====== Listed records

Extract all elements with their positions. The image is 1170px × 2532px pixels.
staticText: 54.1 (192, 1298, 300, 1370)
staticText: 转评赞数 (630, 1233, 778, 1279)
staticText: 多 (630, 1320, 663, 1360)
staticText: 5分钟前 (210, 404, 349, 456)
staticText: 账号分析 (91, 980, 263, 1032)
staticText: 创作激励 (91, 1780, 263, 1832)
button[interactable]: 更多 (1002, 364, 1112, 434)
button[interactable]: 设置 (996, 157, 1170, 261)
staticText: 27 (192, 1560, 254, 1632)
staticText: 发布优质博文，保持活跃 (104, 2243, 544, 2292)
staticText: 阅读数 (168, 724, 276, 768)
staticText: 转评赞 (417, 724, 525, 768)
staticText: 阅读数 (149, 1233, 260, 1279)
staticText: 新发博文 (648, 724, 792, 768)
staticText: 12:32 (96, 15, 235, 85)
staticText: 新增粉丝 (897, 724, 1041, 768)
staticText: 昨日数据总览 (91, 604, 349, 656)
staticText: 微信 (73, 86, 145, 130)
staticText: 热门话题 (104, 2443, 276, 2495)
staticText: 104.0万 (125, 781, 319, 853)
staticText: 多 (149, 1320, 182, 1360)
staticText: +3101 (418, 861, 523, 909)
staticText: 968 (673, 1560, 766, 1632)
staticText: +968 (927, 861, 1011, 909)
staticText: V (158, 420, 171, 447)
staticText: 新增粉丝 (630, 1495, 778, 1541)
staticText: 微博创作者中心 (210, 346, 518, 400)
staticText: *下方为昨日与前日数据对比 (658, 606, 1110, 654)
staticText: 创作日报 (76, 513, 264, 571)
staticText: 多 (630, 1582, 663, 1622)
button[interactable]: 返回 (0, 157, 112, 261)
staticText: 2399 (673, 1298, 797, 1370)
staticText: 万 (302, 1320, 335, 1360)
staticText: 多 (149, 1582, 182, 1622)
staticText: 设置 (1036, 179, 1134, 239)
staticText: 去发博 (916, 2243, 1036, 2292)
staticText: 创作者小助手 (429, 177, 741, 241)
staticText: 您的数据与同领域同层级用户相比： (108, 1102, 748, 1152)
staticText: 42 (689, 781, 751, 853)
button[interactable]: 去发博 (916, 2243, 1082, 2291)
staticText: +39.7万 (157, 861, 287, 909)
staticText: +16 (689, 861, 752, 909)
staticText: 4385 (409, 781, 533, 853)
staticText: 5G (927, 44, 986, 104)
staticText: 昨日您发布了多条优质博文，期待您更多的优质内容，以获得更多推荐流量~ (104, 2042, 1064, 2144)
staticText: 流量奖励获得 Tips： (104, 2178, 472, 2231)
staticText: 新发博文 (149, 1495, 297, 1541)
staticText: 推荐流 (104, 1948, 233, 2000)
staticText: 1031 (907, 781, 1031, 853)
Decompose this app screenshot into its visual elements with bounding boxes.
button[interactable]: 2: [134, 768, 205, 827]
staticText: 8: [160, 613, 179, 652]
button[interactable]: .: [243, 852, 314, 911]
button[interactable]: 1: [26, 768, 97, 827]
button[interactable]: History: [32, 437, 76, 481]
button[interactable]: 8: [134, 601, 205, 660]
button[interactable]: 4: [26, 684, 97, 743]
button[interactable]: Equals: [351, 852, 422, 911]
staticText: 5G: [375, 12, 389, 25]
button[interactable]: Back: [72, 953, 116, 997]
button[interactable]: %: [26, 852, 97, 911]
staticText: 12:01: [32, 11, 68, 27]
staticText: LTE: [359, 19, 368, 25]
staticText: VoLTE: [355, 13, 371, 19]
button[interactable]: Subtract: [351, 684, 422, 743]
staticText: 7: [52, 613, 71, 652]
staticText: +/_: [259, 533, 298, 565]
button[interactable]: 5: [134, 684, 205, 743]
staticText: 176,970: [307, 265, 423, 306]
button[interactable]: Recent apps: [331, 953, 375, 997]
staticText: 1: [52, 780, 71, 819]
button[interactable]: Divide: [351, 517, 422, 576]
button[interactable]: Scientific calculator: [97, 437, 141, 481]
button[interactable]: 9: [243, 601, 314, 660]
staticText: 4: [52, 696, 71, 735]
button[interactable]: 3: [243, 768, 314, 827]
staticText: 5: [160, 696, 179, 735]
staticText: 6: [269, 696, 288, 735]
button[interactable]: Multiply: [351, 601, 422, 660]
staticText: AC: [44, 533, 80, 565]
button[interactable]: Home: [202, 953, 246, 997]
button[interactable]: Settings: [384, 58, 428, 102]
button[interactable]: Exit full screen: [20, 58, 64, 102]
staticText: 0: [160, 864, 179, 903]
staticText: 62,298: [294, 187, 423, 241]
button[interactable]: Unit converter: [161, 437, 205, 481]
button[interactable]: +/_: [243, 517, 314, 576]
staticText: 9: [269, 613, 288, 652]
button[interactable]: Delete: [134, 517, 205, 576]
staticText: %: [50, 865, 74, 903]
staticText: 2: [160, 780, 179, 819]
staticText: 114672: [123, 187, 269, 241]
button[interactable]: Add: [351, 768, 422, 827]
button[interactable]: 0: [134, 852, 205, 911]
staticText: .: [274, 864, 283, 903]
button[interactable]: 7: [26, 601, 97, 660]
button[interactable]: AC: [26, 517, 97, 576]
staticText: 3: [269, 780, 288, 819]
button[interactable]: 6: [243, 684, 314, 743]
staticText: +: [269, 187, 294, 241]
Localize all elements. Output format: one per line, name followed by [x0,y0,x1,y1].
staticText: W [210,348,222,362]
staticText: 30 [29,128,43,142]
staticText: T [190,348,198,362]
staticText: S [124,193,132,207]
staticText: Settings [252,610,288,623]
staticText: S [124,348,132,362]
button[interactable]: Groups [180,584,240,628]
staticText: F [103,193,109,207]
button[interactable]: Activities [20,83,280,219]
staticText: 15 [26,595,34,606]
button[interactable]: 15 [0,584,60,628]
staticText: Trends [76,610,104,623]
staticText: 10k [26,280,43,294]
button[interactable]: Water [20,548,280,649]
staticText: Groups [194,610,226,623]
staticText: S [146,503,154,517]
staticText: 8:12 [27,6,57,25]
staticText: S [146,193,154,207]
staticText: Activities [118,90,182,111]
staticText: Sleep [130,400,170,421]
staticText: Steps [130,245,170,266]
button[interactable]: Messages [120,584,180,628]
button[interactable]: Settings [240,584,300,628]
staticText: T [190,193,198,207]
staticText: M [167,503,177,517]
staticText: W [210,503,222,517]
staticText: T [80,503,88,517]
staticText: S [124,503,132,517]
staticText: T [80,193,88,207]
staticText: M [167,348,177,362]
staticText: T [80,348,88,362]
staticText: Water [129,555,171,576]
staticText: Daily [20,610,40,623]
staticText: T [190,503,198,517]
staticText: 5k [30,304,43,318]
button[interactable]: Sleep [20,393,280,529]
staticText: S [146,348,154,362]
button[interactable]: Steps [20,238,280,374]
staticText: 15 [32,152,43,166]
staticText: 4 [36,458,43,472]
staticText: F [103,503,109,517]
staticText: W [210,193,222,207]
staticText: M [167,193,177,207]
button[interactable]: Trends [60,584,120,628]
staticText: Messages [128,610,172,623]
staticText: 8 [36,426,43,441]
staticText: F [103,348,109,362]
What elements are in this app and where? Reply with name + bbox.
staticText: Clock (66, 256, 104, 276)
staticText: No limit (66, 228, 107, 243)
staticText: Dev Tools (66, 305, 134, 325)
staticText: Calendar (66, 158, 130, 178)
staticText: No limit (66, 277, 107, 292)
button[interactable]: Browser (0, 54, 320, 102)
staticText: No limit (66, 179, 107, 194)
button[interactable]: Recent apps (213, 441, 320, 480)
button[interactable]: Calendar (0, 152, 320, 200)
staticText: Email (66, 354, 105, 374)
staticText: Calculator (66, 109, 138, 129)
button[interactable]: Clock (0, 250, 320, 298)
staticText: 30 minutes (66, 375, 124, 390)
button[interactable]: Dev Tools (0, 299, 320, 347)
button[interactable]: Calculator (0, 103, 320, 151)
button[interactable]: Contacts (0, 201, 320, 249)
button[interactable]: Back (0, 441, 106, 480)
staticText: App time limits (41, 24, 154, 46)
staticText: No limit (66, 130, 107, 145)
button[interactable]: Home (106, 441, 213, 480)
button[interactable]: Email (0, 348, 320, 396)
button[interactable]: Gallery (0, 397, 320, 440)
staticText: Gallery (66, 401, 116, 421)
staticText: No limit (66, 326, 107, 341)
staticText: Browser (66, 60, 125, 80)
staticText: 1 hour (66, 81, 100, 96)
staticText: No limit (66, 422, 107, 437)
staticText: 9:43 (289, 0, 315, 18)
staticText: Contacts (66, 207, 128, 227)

============

Task to carry out: Copy the lines word for word, from the start of the records through the line that contains "staticText: 阅读数 (149, 1233, 260, 1279)".

The response:
Extract all elements with their positions. The image is 1170px × 2532px pixels.
staticText: 54.1 (192, 1298, 300, 1370)
staticText: 转评赞数 (630, 1233, 778, 1279)
staticText: 多 (630, 1320, 663, 1360)
staticText: 5分钟前 (210, 404, 349, 456)
staticText: 账号分析 (91, 980, 263, 1032)
staticText: 创作激励 (91, 1780, 263, 1832)
button[interactable]: 更多 (1002, 364, 1112, 434)
button[interactable]: 设置 (996, 157, 1170, 261)
staticText: 27 (192, 1560, 254, 1632)
staticText: 发布优质博文，保持活跃 (104, 2243, 544, 2292)
staticText: 阅读数 (168, 724, 276, 768)
staticText: 转评赞 (417, 724, 525, 768)
staticText: 阅读数 (149, 1233, 260, 1279)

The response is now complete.